What is required: Extract every record, exactly as written, and ignore the pictures.

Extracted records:
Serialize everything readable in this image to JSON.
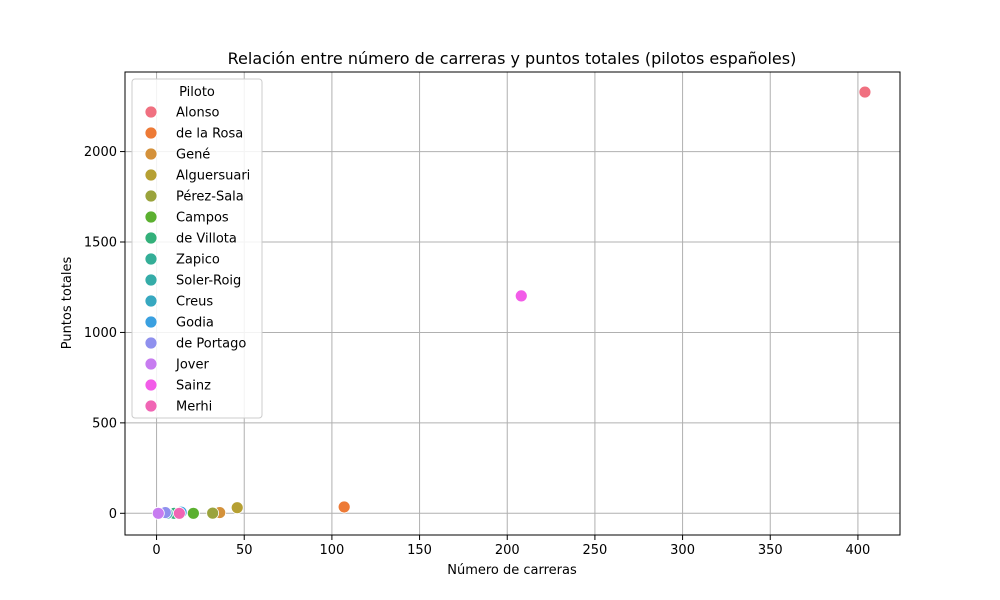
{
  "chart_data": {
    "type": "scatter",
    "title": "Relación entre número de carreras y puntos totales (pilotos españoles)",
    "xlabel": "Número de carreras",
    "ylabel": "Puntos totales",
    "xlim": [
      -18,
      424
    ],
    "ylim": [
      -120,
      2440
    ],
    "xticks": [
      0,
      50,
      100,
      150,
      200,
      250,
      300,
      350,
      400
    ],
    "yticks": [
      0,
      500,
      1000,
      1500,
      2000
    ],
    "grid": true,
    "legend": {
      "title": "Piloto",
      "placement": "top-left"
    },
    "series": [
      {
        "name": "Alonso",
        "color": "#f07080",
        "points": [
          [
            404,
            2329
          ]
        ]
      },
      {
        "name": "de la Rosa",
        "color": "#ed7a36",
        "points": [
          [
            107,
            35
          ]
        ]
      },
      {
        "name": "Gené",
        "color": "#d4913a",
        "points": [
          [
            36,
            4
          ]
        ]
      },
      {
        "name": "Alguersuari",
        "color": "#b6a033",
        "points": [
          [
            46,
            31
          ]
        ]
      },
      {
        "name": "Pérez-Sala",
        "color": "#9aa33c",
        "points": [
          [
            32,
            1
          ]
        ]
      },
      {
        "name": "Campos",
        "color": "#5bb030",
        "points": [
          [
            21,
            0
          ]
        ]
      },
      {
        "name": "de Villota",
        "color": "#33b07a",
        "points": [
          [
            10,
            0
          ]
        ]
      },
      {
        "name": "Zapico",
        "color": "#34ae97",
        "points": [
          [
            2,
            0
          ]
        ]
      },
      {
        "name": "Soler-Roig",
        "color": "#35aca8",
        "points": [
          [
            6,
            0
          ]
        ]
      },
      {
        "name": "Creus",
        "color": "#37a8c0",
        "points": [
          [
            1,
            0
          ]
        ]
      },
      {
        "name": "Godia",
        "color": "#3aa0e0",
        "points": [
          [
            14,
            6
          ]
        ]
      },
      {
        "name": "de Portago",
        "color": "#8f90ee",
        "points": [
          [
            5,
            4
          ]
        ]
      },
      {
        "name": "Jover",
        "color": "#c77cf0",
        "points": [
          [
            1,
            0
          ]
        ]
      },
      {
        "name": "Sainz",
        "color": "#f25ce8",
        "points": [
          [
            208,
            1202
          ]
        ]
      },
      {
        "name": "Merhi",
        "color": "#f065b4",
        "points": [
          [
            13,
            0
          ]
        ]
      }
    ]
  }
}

Solution:
Serialize everything readable in this image to JSON.
{
  "chart_data": {
    "type": "scatter",
    "title": "Relación entre número de carreras y puntos totales (pilotos españoles)",
    "xlabel": "Número de carreras",
    "ylabel": "Puntos totales",
    "xlim": [
      -18,
      424
    ],
    "ylim": [
      -120,
      2440
    ],
    "xticks": [
      0,
      50,
      100,
      150,
      200,
      250,
      300,
      350,
      400
    ],
    "yticks": [
      0,
      500,
      1000,
      1500,
      2000
    ],
    "grid": true,
    "legend": {
      "title": "Piloto",
      "placement": "top-left"
    },
    "series": [
      {
        "name": "Alonso",
        "color": "#f07080",
        "points": [
          [
            404,
            2329
          ]
        ]
      },
      {
        "name": "de la Rosa",
        "color": "#ed7a36",
        "points": [
          [
            107,
            35
          ]
        ]
      },
      {
        "name": "Gené",
        "color": "#d4913a",
        "points": [
          [
            36,
            4
          ]
        ]
      },
      {
        "name": "Alguersuari",
        "color": "#b6a033",
        "points": [
          [
            46,
            31
          ]
        ]
      },
      {
        "name": "Pérez-Sala",
        "color": "#9aa33c",
        "points": [
          [
            32,
            1
          ]
        ]
      },
      {
        "name": "Campos",
        "color": "#5bb030",
        "points": [
          [
            21,
            0
          ]
        ]
      },
      {
        "name": "de Villota",
        "color": "#33b07a",
        "points": [
          [
            10,
            0
          ]
        ]
      },
      {
        "name": "Zapico",
        "color": "#34ae97",
        "points": [
          [
            2,
            0
          ]
        ]
      },
      {
        "name": "Soler-Roig",
        "color": "#35aca8",
        "points": [
          [
            6,
            0
          ]
        ]
      },
      {
        "name": "Creus",
        "color": "#37a8c0",
        "points": [
          [
            1,
            0
          ]
        ]
      },
      {
        "name": "Godia",
        "color": "#3aa0e0",
        "points": [
          [
            14,
            6
          ]
        ]
      },
      {
        "name": "de Portago",
        "color": "#8f90ee",
        "points": [
          [
            5,
            4
          ]
        ]
      },
      {
        "name": "Jover",
        "color": "#c77cf0",
        "points": [
          [
            1,
            0
          ]
        ]
      },
      {
        "name": "Sainz",
        "color": "#f25ce8",
        "points": [
          [
            208,
            1202
          ]
        ]
      },
      {
        "name": "Merhi",
        "color": "#f065b4",
        "points": [
          [
            13,
            0
          ]
        ]
      }
    ]
  }
}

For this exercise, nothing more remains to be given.